(Entries from a dataset):
________________
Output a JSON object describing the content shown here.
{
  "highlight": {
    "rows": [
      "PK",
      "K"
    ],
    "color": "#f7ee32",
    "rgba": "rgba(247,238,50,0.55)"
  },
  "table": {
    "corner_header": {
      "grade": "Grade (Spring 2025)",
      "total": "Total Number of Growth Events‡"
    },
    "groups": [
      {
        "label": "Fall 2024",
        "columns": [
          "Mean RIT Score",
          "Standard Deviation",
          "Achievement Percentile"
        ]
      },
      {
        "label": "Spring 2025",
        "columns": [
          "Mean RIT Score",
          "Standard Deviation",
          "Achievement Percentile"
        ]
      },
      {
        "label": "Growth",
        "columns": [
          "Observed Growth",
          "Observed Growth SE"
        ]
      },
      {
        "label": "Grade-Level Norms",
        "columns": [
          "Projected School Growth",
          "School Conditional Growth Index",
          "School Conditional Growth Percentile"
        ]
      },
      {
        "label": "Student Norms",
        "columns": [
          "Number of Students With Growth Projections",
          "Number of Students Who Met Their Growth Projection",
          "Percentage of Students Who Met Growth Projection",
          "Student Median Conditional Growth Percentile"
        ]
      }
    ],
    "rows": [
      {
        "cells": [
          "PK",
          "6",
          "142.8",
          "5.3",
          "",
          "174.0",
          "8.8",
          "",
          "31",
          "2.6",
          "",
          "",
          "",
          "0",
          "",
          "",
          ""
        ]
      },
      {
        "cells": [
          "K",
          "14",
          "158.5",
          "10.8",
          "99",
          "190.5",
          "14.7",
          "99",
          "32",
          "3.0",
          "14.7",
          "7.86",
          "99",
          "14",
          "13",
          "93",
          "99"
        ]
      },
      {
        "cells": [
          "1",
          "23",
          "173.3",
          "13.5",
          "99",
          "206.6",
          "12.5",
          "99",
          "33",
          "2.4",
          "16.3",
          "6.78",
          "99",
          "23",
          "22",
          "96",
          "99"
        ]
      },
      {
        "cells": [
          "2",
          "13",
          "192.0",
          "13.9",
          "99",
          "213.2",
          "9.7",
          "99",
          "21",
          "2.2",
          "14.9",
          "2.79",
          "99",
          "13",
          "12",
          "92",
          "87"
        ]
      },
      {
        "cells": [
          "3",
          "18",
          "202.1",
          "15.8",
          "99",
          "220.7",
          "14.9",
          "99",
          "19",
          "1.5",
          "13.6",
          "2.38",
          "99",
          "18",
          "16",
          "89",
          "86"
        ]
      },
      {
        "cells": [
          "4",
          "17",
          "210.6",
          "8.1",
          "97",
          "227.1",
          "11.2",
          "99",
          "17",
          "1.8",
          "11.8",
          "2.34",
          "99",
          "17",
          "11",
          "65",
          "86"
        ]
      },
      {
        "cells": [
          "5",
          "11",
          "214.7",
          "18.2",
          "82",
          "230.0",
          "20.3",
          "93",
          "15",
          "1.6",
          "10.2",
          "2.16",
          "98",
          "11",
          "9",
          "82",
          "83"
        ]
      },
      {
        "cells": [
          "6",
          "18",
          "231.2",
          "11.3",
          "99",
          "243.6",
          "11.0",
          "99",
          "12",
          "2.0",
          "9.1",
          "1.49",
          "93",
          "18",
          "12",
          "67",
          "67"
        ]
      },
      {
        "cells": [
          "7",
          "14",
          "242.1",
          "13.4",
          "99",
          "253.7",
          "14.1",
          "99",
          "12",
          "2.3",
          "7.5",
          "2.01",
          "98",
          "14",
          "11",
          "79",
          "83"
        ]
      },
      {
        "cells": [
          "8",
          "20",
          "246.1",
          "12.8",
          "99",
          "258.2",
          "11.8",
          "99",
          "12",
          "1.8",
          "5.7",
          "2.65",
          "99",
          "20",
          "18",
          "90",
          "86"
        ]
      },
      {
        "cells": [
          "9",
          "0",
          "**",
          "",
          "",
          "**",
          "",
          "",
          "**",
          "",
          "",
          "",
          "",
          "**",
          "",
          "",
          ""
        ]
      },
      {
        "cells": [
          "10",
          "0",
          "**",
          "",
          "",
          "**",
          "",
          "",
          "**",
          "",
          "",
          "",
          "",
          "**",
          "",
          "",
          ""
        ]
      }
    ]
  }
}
________________
(Requirements): Word for word, write out the data.

(Right answer):
Output a JSON object describing the content shown here.
{
  "highlight": {
    "rows": [
      "PK",
      "K"
    ],
    "color": "#f7ee32",
    "rgba": "rgba(247,238,50,0.55)"
  },
  "table": {
    "corner_header": {
      "grade": "Grade (Spring 2025)",
      "total": "Total Number of Growth Events‡"
    },
    "groups": [
      {
        "label": "Fall 2024",
        "columns": [
          "Mean RIT Score",
          "Standard Deviation",
          "Achievement Percentile"
        ]
      },
      {
        "label": "Spring 2025",
        "columns": [
          "Mean RIT Score",
          "Standard Deviation",
          "Achievement Percentile"
        ]
      },
      {
        "label": "Growth",
        "columns": [
          "Observed Growth",
          "Observed Growth SE"
        ]
      },
      {
        "label": "Grade-Level Norms",
        "columns": [
          "Projected School Growth",
          "School Conditional Growth Index",
          "School Conditional Growth Percentile"
        ]
      },
      {
        "label": "Student Norms",
        "columns": [
          "Number of Students With Growth Projections",
          "Number of Students Who Met Their Growth Projection",
          "Percentage of Students Who Met Growth Projection",
          "Student Median Conditional Growth Percentile"
        ]
      }
    ],
    "rows": [
      {
        "cells": [
          "PK",
          "6",
          "142.8",
          "5.3",
          "",
          "174.0",
          "8.8",
          "",
          "31",
          "2.6",
          "",
          "",
          "",
          "0",
          "",
          "",
          ""
        ]
      },
      {
        "cells": [
          "K",
          "14",
          "158.5",
          "10.8",
          "99",
          "190.5",
          "14.7",
          "99",
          "32",
          "3.0",
          "14.7",
          "7.86",
          "99",
          "14",
          "13",
          "93",
          "99"
        ]
      },
      {
        "cells": [
          "1",
          "23",
          "173.3",
          "13.5",
          "99",
          "206.6",
          "12.5",
          "99",
          "33",
          "2.4",
          "16.3",
          "6.78",
          "99",
          "23",
          "22",
          "96",
          "99"
        ]
      },
      {
        "cells": [
          "2",
          "13",
          "192.0",
          "13.9",
          "99",
          "213.2",
          "9.7",
          "99",
          "21",
          "2.2",
          "14.9",
          "2.79",
          "99",
          "13",
          "12",
          "92",
          "87"
        ]
      },
      {
        "cells": [
          "3",
          "18",
          "202.1",
          "15.8",
          "99",
          "220.7",
          "14.9",
          "99",
          "19",
          "1.5",
          "13.6",
          "2.38",
          "99",
          "18",
          "16",
          "89",
          "86"
        ]
      },
      {
        "cells": [
          "4",
          "17",
          "210.6",
          "8.1",
          "97",
          "227.1",
          "11.2",
          "99",
          "17",
          "1.8",
          "11.8",
          "2.34",
          "99",
          "17",
          "11",
          "65",
          "86"
        ]
      },
      {
        "cells": [
          "5",
          "11",
          "214.7",
          "18.2",
          "82",
          "230.0",
          "20.3",
          "93",
          "15",
          "1.6",
          "10.2",
          "2.16",
          "98",
          "11",
          "9",
          "82",
          "83"
        ]
      },
      {
        "cells": [
          "6",
          "18",
          "231.2",
          "11.3",
          "99",
          "243.6",
          "11.0",
          "99",
          "12",
          "2.0",
          "9.1",
          "1.49",
          "93",
          "18",
          "12",
          "67",
          "67"
        ]
      },
      {
        "cells": [
          "7",
          "14",
          "242.1",
          "13.4",
          "99",
          "253.7",
          "14.1",
          "99",
          "12",
          "2.3",
          "7.5",
          "2.01",
          "98",
          "14",
          "11",
          "79",
          "83"
        ]
      },
      {
        "cells": [
          "8",
          "20",
          "246.1",
          "12.8",
          "99",
          "258.2",
          "11.8",
          "99",
          "12",
          "1.8",
          "5.7",
          "2.65",
          "99",
          "20",
          "18",
          "90",
          "86"
        ]
      },
      {
        "cells": [
          "9",
          "0",
          "**",
          "",
          "",
          "**",
          "",
          "",
          "**",
          "",
          "",
          "",
          "",
          "**",
          "",
          "",
          ""
        ]
      },
      {
        "cells": [
          "10",
          "0",
          "**",
          "",
          "",
          "**",
          "",
          "",
          "**",
          "",
          "",
          "",
          "",
          "**",
          "",
          "",
          ""
        ]
      }
    ]
  }
}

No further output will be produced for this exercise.